> EXERCISE AIM: Look through the data below. Pick out the lines holding the string "Online".

>> BEGIN EXTRACTED RECORDS

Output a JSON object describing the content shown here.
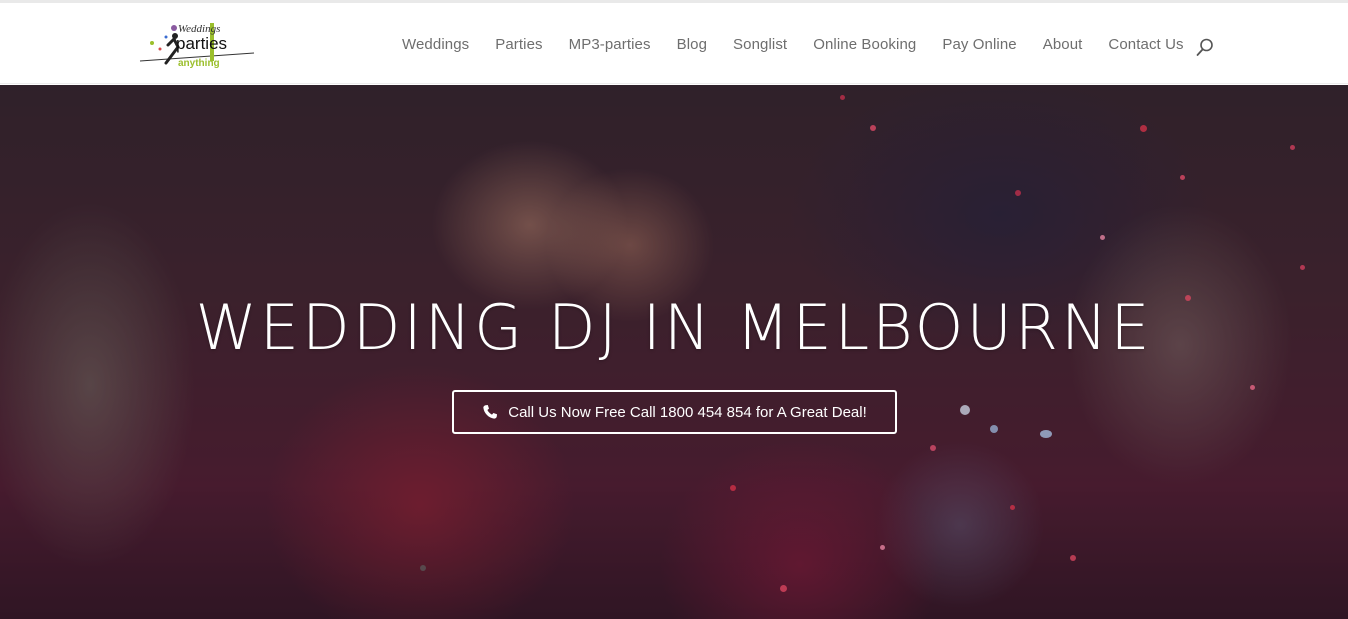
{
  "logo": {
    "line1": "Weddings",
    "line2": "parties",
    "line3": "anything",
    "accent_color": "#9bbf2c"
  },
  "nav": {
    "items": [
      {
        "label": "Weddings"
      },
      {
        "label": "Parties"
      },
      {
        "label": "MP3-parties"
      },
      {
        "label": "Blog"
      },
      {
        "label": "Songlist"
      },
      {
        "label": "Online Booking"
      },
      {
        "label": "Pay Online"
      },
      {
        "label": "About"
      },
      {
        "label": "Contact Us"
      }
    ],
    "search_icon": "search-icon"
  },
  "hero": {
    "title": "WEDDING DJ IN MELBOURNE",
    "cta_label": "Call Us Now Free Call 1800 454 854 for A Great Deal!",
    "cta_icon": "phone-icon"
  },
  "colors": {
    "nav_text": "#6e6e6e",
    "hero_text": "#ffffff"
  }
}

>> END EXTRACTED RECORDS

> EXERCISE SOLUTION:
        "label": "Online Booking"
        "label": "Pay Online"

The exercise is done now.